Work to do: Give an exact copy of every line, leaving images out.

(Source data)
--- begin ---
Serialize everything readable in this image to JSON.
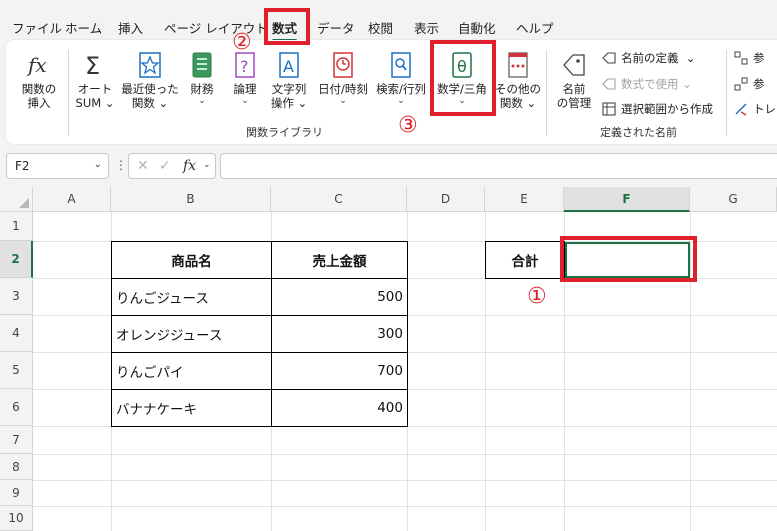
{
  "menu": {
    "tabs": [
      "ファイル",
      "ホーム",
      "挿入",
      "ページ レイアウト",
      "数式",
      "データ",
      "校閲",
      "表示",
      "自動化",
      "ヘルプ"
    ],
    "active_index": 4
  },
  "ribbon": {
    "insert_function": {
      "line1": "関数の",
      "line2": "挿入"
    },
    "autosum": {
      "line1": "オート",
      "line2": "SUM"
    },
    "recent": {
      "line1": "最近使った",
      "line2": "関数"
    },
    "financial": {
      "line1": "財務"
    },
    "logical": {
      "line1": "論理"
    },
    "text": {
      "line1": "文字列",
      "line2": "操作"
    },
    "datetime": {
      "line1": "日付/時刻"
    },
    "lookup": {
      "line1": "検索/行列"
    },
    "math": {
      "line1": "数学/三角"
    },
    "more": {
      "line1": "その他の",
      "line2": "関数"
    },
    "library_label": "関数ライブラリ",
    "name_manager": {
      "line1": "名前",
      "line2": "の管理"
    },
    "define_name": "名前の定義",
    "use_in_formula": "数式で使用",
    "create_from_selection": "選択範囲から作成",
    "defined_names_label": "定義された名前",
    "right_cut_1": "参",
    "right_cut_2": "参",
    "right_cut_3": "トレ"
  },
  "formula_bar": {
    "name_box": "F2",
    "fx": "fx",
    "value": ""
  },
  "sheet": {
    "columns": [
      "A",
      "B",
      "C",
      "D",
      "E",
      "F",
      "G"
    ],
    "rows": [
      "1",
      "2",
      "3",
      "4",
      "5",
      "6",
      "7",
      "8",
      "9",
      "10"
    ],
    "selected_column": "F",
    "selected_row": "2",
    "table": {
      "headers": [
        "商品名",
        "売上金額"
      ],
      "rows": [
        {
          "name": "りんごジュース",
          "amount": "500"
        },
        {
          "name": "オレンジジュース",
          "amount": "300"
        },
        {
          "name": "りんごパイ",
          "amount": "700"
        },
        {
          "name": "バナナケーキ",
          "amount": "400"
        }
      ]
    },
    "total_label": "合計",
    "total_value": ""
  },
  "annotations": {
    "step1": "①",
    "step2": "②",
    "step3": "③",
    "color": "#e0202a"
  },
  "colors": {
    "accent": "#1e7145"
  }
}
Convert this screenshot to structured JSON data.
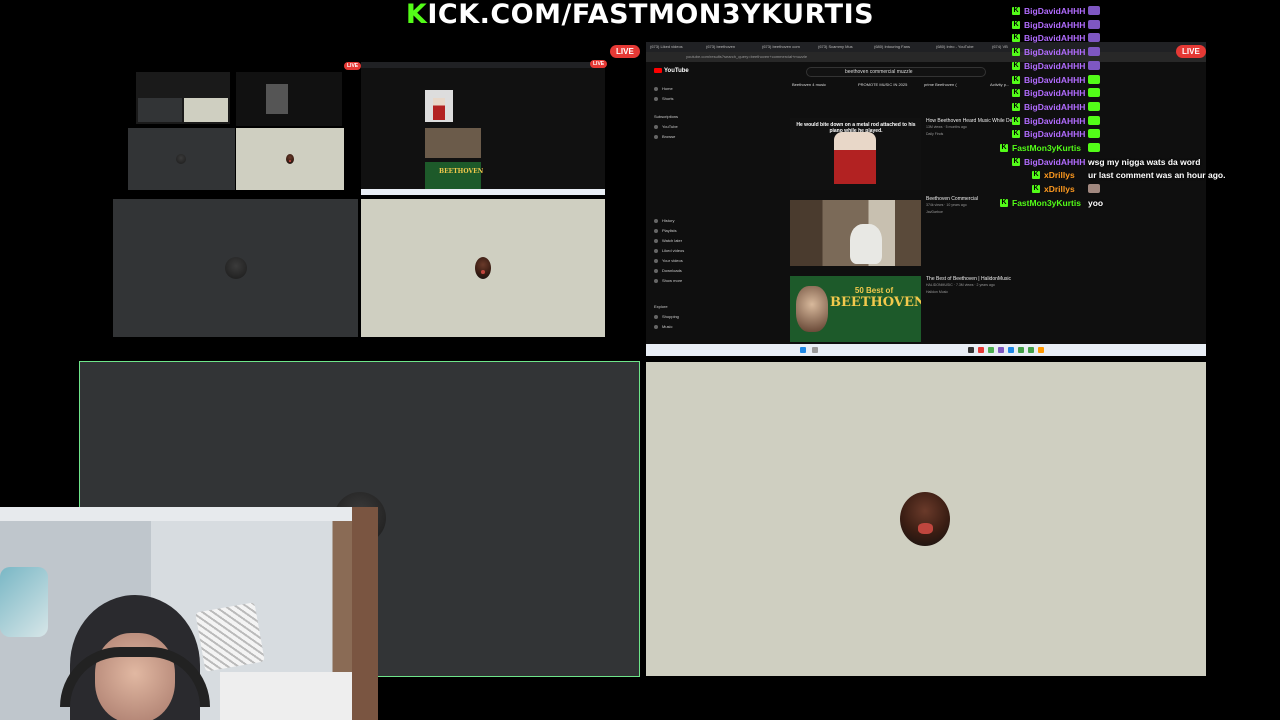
--- end ---
Solution to this exercise:
Serialize everything readable in this image to JSON.
{
  "menu": {
    "tabs": [
      "ファイル",
      "ホーム",
      "挿入",
      "ページ レイアウト",
      "数式",
      "データ",
      "校閲",
      "表示",
      "自動化",
      "ヘルプ"
    ],
    "active_index": 4
  },
  "ribbon": {
    "insert_function": {
      "line1": "関数の",
      "line2": "挿入"
    },
    "autosum": {
      "line1": "オート",
      "line2": "SUM"
    },
    "recent": {
      "line1": "最近使った",
      "line2": "関数"
    },
    "financial": {
      "line1": "財務"
    },
    "logical": {
      "line1": "論理"
    },
    "text": {
      "line1": "文字列",
      "line2": "操作"
    },
    "datetime": {
      "line1": "日付/時刻"
    },
    "lookup": {
      "line1": "検索/行列"
    },
    "math": {
      "line1": "数学/三角"
    },
    "more": {
      "line1": "その他の",
      "line2": "関数"
    },
    "library_label": "関数ライブラリ",
    "name_manager": {
      "line1": "名前",
      "line2": "の管理"
    },
    "define_name": "名前の定義",
    "use_in_formula": "数式で使用",
    "create_from_selection": "選択範囲から作成",
    "defined_names_label": "定義された名前",
    "right_cut_1": "参",
    "right_cut_2": "参",
    "right_cut_3": "トレ"
  },
  "formula_bar": {
    "name_box": "F2",
    "fx": "fx",
    "value": ""
  },
  "sheet": {
    "columns": [
      "A",
      "B",
      "C",
      "D",
      "E",
      "F",
      "G"
    ],
    "rows": [
      "1",
      "2",
      "3",
      "4",
      "5",
      "6",
      "7",
      "8",
      "9",
      "10"
    ],
    "selected_column": "F",
    "selected_row": "2",
    "table": {
      "headers": [
        "商品名",
        "売上金額"
      ],
      "rows": [
        {
          "name": "りんごジュース",
          "amount": "500"
        },
        {
          "name": "オレンジジュース",
          "amount": "300"
        },
        {
          "name": "りんごパイ",
          "amount": "700"
        },
        {
          "name": "バナナケーキ",
          "amount": "400"
        }
      ]
    },
    "total_label": "合計",
    "total_value": ""
  },
  "annotations": {
    "step1": "①",
    "step2": "②",
    "step3": "③",
    "color": "#e0202a"
  },
  "colors": {
    "accent": "#1e7145"
  }
}
Convert this screenshot to structured JSON data.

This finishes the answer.